(What this task involves):
Can you print the records below exactly, starting with the line that contains "isotherm-label-bg xyxy=(76,117,99,130)" and going on through the line that contains "isotherm-line xyxy=(52,165,679,168)"? Include both of those lines and nothing else.

(Extracted entries):
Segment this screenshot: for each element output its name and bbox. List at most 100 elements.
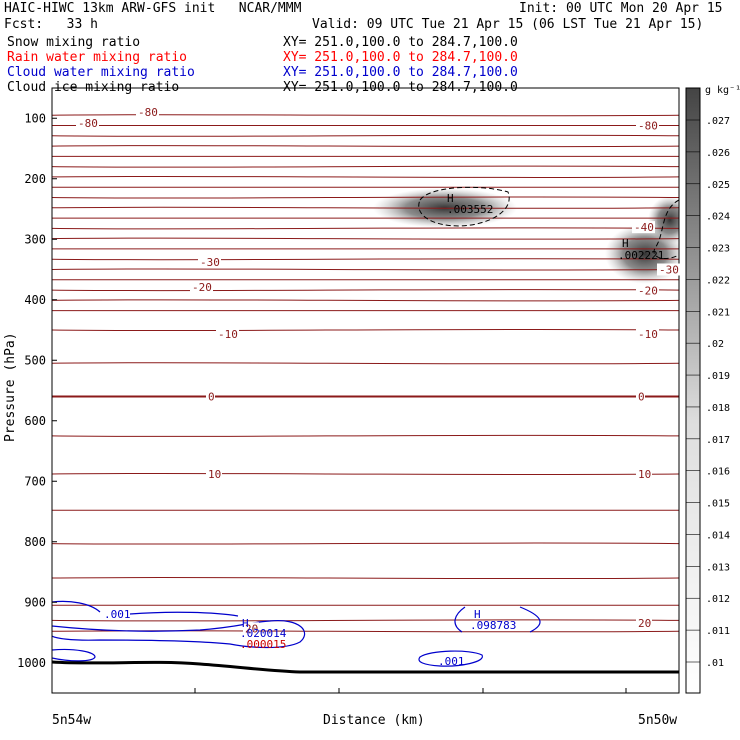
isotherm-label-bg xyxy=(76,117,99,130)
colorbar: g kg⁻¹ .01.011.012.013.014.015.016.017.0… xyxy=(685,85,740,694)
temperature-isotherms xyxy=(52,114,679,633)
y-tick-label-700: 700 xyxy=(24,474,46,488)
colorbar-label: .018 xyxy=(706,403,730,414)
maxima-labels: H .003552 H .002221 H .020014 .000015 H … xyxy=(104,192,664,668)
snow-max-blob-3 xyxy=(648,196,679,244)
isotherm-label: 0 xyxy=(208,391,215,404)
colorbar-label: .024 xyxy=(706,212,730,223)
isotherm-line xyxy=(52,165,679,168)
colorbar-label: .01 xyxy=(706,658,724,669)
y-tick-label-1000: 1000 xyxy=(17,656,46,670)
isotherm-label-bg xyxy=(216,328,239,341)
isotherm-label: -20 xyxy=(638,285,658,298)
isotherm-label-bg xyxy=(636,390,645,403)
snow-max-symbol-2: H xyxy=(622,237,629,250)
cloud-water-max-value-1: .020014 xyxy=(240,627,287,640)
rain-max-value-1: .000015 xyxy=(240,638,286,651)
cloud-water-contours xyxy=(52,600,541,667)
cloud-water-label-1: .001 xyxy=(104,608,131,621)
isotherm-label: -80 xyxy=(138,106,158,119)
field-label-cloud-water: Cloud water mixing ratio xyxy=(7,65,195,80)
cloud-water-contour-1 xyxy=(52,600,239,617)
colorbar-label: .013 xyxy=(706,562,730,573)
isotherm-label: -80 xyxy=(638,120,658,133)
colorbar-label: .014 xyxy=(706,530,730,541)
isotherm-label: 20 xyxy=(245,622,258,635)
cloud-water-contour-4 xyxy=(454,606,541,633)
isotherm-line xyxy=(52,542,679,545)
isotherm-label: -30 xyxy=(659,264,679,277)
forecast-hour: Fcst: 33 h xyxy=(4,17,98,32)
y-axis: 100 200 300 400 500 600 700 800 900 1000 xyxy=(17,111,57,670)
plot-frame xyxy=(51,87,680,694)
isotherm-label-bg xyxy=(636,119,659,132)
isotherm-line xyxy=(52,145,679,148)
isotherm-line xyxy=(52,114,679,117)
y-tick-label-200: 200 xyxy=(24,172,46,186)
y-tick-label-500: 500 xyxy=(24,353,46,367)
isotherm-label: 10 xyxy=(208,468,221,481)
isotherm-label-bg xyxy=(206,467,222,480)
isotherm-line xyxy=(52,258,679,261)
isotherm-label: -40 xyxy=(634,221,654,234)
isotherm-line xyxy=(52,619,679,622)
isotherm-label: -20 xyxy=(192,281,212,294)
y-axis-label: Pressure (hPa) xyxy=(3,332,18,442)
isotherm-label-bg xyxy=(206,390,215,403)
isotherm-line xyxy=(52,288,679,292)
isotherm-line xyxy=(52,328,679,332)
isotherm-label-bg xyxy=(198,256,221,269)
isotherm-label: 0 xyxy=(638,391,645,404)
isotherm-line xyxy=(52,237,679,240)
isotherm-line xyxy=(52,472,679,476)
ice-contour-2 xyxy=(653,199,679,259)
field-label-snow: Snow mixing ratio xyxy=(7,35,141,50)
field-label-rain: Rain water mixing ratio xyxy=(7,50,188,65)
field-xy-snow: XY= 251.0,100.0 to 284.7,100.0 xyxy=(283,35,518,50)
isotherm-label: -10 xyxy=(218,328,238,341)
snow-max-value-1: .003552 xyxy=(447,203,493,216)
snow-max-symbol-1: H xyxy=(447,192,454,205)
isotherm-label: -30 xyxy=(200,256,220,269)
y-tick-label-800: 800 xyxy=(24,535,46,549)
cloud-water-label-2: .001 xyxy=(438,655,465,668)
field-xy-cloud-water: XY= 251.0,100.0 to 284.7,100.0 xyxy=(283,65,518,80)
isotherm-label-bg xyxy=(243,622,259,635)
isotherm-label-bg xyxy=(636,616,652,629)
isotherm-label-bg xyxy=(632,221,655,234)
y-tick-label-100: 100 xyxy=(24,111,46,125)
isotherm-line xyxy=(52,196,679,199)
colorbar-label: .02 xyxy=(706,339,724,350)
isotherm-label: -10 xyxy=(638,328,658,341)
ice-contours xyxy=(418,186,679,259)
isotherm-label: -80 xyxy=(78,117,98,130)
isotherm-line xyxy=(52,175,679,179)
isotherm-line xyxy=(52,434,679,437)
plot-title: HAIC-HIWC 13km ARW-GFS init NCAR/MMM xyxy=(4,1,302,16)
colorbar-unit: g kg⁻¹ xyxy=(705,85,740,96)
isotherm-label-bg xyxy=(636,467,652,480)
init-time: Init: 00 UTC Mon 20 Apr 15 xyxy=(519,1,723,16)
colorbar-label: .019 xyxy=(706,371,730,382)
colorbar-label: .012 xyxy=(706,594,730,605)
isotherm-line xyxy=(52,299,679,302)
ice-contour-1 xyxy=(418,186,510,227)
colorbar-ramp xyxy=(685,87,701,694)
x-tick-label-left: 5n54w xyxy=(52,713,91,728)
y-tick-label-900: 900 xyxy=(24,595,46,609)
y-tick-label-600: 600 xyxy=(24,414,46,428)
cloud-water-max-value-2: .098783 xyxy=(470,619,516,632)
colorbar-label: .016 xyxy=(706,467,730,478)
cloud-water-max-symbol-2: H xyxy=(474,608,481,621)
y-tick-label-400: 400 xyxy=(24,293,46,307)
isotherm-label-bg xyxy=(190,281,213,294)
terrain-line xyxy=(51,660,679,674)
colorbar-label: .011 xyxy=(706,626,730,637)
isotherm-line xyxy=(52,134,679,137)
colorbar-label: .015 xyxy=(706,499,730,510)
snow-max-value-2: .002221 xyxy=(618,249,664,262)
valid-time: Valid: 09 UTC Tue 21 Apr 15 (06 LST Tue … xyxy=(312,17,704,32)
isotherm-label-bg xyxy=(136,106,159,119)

...

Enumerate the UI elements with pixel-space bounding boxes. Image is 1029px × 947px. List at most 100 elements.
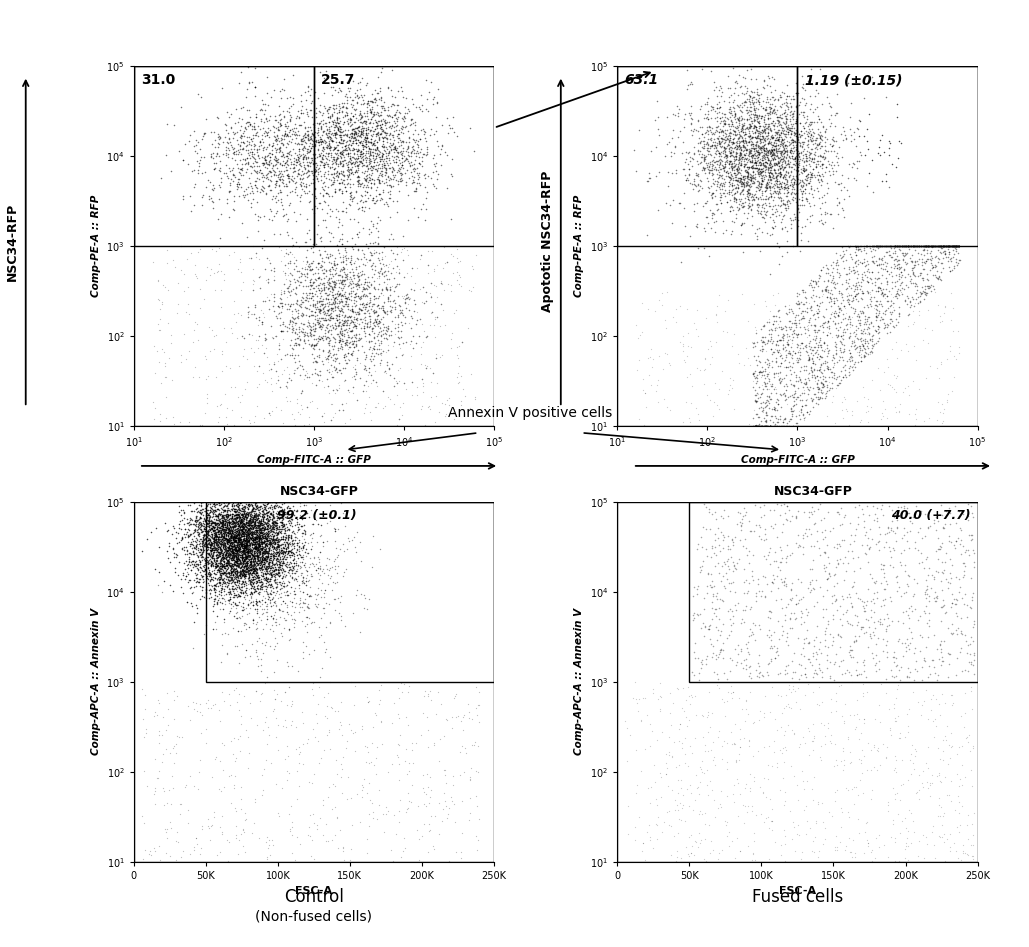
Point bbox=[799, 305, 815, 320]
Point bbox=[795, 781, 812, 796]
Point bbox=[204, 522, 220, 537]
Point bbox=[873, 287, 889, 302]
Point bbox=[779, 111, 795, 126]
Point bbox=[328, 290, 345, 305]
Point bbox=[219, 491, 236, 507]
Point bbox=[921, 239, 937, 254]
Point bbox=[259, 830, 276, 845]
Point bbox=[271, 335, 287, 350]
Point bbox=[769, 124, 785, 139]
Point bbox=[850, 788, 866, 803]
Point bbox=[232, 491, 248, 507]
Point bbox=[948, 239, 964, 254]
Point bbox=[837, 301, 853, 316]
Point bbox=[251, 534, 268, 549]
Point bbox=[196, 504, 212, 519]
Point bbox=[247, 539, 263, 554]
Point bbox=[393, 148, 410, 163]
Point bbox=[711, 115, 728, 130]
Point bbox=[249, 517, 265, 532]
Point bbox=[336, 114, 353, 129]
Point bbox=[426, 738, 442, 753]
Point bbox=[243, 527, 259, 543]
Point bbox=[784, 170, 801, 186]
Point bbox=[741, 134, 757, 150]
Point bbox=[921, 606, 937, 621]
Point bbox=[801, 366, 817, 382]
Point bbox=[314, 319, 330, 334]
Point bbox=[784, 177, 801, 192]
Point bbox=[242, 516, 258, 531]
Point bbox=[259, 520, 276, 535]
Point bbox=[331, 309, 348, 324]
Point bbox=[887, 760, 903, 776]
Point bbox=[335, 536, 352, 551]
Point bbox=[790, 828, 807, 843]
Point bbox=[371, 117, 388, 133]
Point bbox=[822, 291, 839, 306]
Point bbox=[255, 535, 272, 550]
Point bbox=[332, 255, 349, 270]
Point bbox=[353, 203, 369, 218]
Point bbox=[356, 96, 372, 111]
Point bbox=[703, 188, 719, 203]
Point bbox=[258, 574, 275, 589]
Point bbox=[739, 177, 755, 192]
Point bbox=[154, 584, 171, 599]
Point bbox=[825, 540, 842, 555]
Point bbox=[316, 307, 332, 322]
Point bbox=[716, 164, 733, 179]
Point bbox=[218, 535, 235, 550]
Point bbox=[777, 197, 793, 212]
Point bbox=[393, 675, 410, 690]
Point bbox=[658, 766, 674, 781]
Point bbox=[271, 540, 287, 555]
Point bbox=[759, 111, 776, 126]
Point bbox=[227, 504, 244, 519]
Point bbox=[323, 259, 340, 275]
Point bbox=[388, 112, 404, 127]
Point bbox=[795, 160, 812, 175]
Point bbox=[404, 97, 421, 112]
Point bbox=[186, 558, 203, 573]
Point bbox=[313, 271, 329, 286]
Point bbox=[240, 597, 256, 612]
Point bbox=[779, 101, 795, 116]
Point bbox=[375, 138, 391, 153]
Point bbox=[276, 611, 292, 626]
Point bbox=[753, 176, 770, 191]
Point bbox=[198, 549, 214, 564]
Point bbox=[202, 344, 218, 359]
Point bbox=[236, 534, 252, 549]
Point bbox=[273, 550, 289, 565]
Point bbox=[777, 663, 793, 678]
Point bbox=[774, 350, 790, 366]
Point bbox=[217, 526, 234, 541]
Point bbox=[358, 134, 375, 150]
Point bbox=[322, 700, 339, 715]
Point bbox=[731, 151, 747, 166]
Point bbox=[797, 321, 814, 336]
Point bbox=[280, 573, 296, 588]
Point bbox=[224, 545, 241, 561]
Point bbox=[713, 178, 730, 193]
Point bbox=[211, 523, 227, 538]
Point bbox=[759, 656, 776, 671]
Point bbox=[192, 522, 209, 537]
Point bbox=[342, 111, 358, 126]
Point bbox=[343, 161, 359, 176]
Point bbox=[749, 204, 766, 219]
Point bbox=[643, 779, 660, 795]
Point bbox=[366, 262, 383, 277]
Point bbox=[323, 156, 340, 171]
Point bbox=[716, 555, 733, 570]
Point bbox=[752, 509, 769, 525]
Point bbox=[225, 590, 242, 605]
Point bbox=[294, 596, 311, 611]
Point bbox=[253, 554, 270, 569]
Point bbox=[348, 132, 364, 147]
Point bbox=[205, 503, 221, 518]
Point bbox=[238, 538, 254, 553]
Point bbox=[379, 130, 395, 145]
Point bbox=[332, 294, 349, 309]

(Response below):
isotherm-label-bg xyxy=(76,117,99,130)
colorbar: g kg⁻¹ .01.011.012.013.014.015.016.017.0… xyxy=(685,85,740,694)
temperature-isotherms xyxy=(52,114,679,633)
y-tick-label-700: 700 xyxy=(24,474,46,488)
colorbar-label: .018 xyxy=(706,403,730,414)
maxima-labels: H .003552 H .002221 H .020014 .000015 H … xyxy=(104,192,664,668)
snow-max-blob-3 xyxy=(648,196,679,244)
isotherm-label: 0 xyxy=(208,391,215,404)
colorbar-label: .024 xyxy=(706,212,730,223)
isotherm-line xyxy=(52,165,679,168)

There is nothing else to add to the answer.